**Task statement**
Search the material for the word "text" and report each line where it turns up.

**Data for this exercise**
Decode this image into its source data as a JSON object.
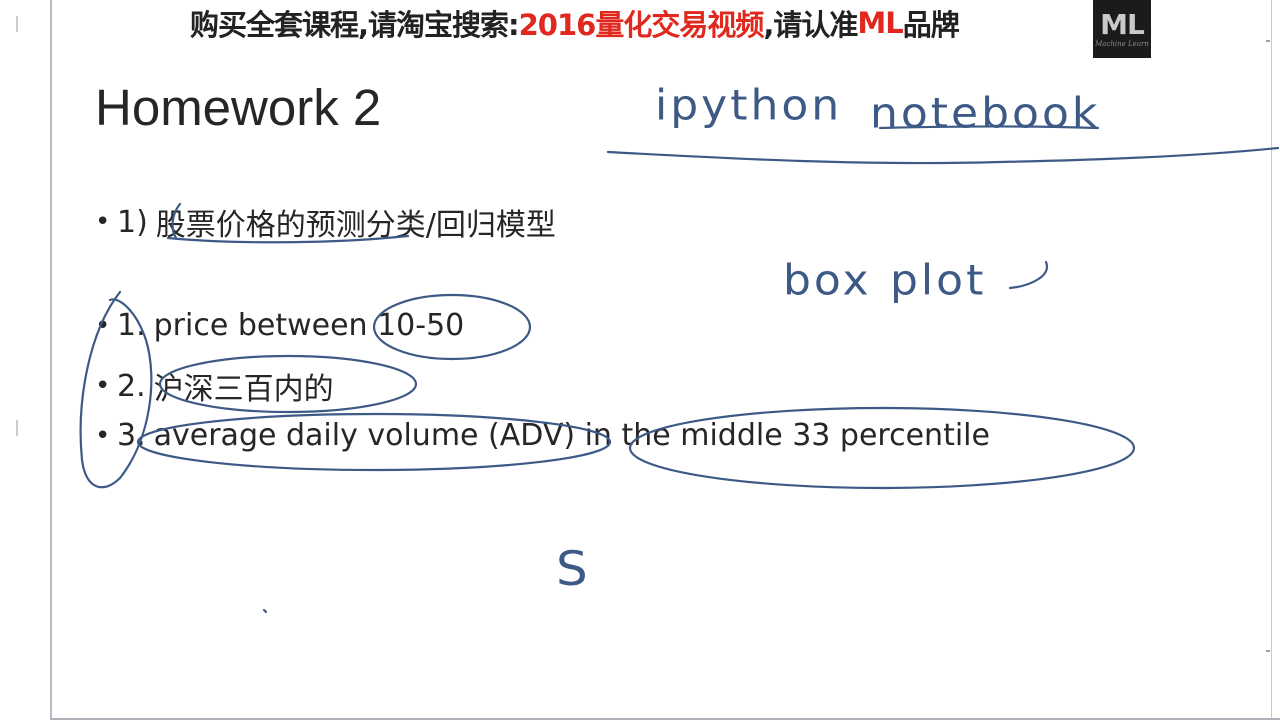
{
  "banner": {
    "part1": "购买全套课程,请淘宝搜索:",
    "part2": "2016量化交易视频",
    "part3": ",请认准",
    "part4": "ML",
    "part5": "品牌"
  },
  "logo": {
    "text": "ML",
    "sub": "Machine Learn"
  },
  "slide": {
    "title": "Homework 2",
    "bullets": [
      {
        "num": "1)",
        "text": "股票价格的预测分类/回归模型"
      },
      {
        "num": "1.",
        "text": "price between 10-50"
      },
      {
        "num": "2.",
        "text": "沪深三百内的"
      },
      {
        "num": "3.",
        "text": "average daily volume (ADV) in the middle 33 percentile"
      }
    ]
  },
  "handwriting": {
    "ipython": "ipython",
    "notebook": "notebook",
    "box": "box",
    "plot": "plot",
    "s": "S"
  },
  "colors": {
    "ink": "#3d5a86",
    "banner_red": "#e0281e",
    "banner_dark": "#222222",
    "text": "#262626"
  }
}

**Answer**
    "text": "ML",
        "text": "股票价格的预测分类/回归模型"
        "text": "price between 10-50"
        "text": "沪深三百内的"
        "text": "average daily volume (ADV) in the middle 33 percentile"
    "text": "#262626"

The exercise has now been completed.